Collection entries:
+++

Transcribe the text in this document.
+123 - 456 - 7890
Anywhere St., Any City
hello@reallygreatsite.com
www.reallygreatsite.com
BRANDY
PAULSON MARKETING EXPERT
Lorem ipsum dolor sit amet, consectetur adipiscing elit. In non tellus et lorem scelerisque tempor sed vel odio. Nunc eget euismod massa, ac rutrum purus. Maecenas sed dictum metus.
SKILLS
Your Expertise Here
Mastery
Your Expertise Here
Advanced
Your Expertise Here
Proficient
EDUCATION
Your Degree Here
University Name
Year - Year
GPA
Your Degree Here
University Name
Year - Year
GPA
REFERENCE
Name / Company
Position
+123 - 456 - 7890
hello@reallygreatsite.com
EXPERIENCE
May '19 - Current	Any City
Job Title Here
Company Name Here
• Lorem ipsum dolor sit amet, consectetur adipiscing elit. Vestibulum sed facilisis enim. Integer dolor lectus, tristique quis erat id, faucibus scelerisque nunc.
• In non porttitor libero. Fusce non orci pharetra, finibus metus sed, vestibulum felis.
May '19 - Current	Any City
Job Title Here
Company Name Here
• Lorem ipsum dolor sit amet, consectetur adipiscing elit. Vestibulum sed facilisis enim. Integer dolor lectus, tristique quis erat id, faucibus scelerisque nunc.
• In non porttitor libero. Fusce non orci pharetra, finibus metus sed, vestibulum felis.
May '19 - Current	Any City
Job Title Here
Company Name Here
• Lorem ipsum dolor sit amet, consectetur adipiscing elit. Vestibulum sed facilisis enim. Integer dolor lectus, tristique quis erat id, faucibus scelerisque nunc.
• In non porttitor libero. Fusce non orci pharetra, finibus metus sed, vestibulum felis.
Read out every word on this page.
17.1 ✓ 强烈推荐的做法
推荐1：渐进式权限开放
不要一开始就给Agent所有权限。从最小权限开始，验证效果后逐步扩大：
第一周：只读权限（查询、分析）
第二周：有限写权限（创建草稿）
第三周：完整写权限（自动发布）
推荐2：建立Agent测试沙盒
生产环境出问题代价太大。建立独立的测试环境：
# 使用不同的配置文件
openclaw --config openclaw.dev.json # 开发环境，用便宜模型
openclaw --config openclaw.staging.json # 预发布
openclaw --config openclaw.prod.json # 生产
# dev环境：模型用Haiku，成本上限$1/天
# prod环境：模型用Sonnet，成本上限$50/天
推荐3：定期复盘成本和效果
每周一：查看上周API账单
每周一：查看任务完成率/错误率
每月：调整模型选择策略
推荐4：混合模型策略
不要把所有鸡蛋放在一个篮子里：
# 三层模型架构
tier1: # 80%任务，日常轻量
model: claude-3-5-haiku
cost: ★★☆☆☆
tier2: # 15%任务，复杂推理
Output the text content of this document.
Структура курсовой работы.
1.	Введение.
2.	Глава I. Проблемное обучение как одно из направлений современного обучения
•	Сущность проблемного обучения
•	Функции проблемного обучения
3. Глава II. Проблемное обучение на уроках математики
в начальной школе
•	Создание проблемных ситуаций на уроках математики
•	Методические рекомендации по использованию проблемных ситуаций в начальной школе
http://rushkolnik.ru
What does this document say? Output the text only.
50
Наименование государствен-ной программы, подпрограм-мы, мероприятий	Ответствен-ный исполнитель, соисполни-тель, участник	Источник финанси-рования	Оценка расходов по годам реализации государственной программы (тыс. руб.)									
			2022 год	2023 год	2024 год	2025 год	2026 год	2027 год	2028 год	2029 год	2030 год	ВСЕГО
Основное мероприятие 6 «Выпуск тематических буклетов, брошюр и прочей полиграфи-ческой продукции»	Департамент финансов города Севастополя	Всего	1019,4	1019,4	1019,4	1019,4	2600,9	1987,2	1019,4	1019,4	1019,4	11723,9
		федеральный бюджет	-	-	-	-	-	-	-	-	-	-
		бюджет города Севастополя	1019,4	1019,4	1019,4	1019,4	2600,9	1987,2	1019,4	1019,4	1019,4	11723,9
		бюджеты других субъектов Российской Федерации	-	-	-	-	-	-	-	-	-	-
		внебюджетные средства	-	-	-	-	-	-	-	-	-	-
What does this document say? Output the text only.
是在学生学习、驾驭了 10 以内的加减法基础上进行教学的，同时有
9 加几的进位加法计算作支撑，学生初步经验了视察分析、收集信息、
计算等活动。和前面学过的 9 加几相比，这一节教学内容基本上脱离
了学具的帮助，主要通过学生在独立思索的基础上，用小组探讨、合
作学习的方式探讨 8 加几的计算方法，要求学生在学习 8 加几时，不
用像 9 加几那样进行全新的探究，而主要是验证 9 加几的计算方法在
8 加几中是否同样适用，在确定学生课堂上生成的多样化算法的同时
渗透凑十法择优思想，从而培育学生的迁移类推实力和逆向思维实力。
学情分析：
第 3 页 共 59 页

+++

What the task asks - Please reproduce each line exactly as written.

Exercise response -
Transcribe the text in this document.
+123 - 456 - 7890
Anywhere St., Any City
hello@reallygreatsite.com
www.reallygreatsite.com
BRANDY
PAULSON MARKETING EXPERT
Lorem ipsum dolor sit amet, consectetur adipiscing elit. In non tellus et lorem scelerisque tempor sed vel odio. Nunc eget euismod massa, ac rutrum purus. Maecenas sed dictum metus.
SKILLS
Your Expertise Here
Mastery
Your Expertise Here
Advanced
Your Expertise Here
Proficient
EDUCATION
Your Degree Here
University Name
Year - Year
GPA
Your Degree Here
University Name
Year - Year
GPA
REFERENCE
Name / Company
Position
+123 - 456 - 7890
hello@reallygreatsite.com
EXPERIENCE
May '19 - Current	Any City
Job Title Here
Company Name Here
• Lorem ipsum dolor sit amet, consectetur adipiscing elit. Vestibulum sed facilisis enim. Integer dolor lectus, tristique quis erat id, faucibus scelerisque nunc.
• In non porttitor libero. Fusce non orci pharetra, finibus metus sed, vestibulum felis.
May '19 - Current	Any City
Job Title Here
Company Name Here
• Lorem ipsum dolor sit amet, consectetur adipiscing elit. Vestibulum sed facilisis enim. Integer dolor lectus, tristique quis erat id, faucibus scelerisque nunc.
• In non porttitor libero. Fusce non orci pharetra, finibus metus sed, vestibulum felis.
May '19 - Current	Any City
Job Title Here
Company Name Here
• Lorem ipsum dolor sit amet, consectetur adipiscing elit. Vestibulum sed facilisis enim. Integer dolor lectus, tristique quis erat id, faucibus scelerisque nunc.
• In non porttitor libero. Fusce non orci pharetra, finibus metus sed, vestibulum felis.
Read out every word on this page.
17.1 ✓ 强烈推荐的做法
推荐1：渐进式权限开放
不要一开始就给Agent所有权限。从最小权限开始，验证效果后逐步扩大：
第一周：只读权限（查询、分析）
第二周：有限写权限（创建草稿）
第三周：完整写权限（自动发布）
推荐2：建立Agent测试沙盒
生产环境出问题代价太大。建立独立的测试环境：
# 使用不同的配置文件
openclaw --config openclaw.dev.json # 开发环境，用便宜模型
openclaw --config openclaw.staging.json # 预发布
openclaw --config openclaw.prod.json # 生产
# dev环境：模型用Haiku，成本上限$1/天
# prod环境：模型用Sonnet，成本上限$50/天
推荐3：定期复盘成本和效果
每周一：查看上周API账单
每周一：查看任务完成率/错误率
每月：调整模型选择策略
推荐4：混合模型策略
不要把所有鸡蛋放在一个篮子里：
# 三层模型架构
tier1: # 80%任务，日常轻量
model: claude-3-5-haiku
cost: ★★☆☆☆
tier2: # 15%任务，复杂推理
Output the text content of this document.
Структура курсовой работы.
1.	Введение.
2.	Глава I. Проблемное обучение как одно из направлений современного обучения
•	Сущность проблемного обучения
•	Функции проблемного обучения
3. Глава II. Проблемное обучение на уроках математики
в начальной школе
•	Создание проблемных ситуаций на уроках математики
•	Методические рекомендации по использованию проблемных ситуаций в начальной школе
http://rushkolnik.ru
What does this document say? Output the text only.
50
Наименование государствен-ной программы, подпрограм-мы, мероприятий	Ответствен-ный исполнитель, соисполни-тель, участник	Источник финанси-рования	Оценка расходов по годам реализации государственной программы (тыс. руб.)									
			2022 год	2023 год	2024 год	2025 год	2026 год	2027 год	2028 год	2029 год	2030 год	ВСЕГО
Основное мероприятие 6 «Выпуск тематических буклетов, брошюр и прочей полиграфи-ческой продукции»	Департамент финансов города Севастополя	Всего	1019,4	1019,4	1019,4	1019,4	2600,9	1987,2	1019,4	1019,4	1019,4	11723,9
		федеральный бюджет	-	-	-	-	-	-	-	-	-	-
		бюджет города Севастополя	1019,4	1019,4	1019,4	1019,4	2600,9	1987,2	1019,4	1019,4	1019,4	11723,9
		бюджеты других субъектов Российской Федерации	-	-	-	-	-	-	-	-	-	-
		внебюджетные средства	-	-	-	-	-	-	-	-	-	-
What does this document say? Output the text only.
是在学生学习、驾驭了 10 以内的加减法基础上进行教学的，同时有
9 加几的进位加法计算作支撑，学生初步经验了视察分析、收集信息、
计算等活动。和前面学过的 9 加几相比，这一节教学内容基本上脱离
了学具的帮助，主要通过学生在独立思索的基础上，用小组探讨、合
作学习的方式探讨 8 加几的计算方法，要求学生在学习 8 加几时，不
用像 9 加几那样进行全新的探究，而主要是验证 9 加几的计算方法在
8 加几中是否同样适用，在确定学生课堂上生成的多样化算法的同时
渗透凑十法择优思想，从而培育学生的迁移类推实力和逆向思维实力。
学情分析：
第 3 页 共 59 页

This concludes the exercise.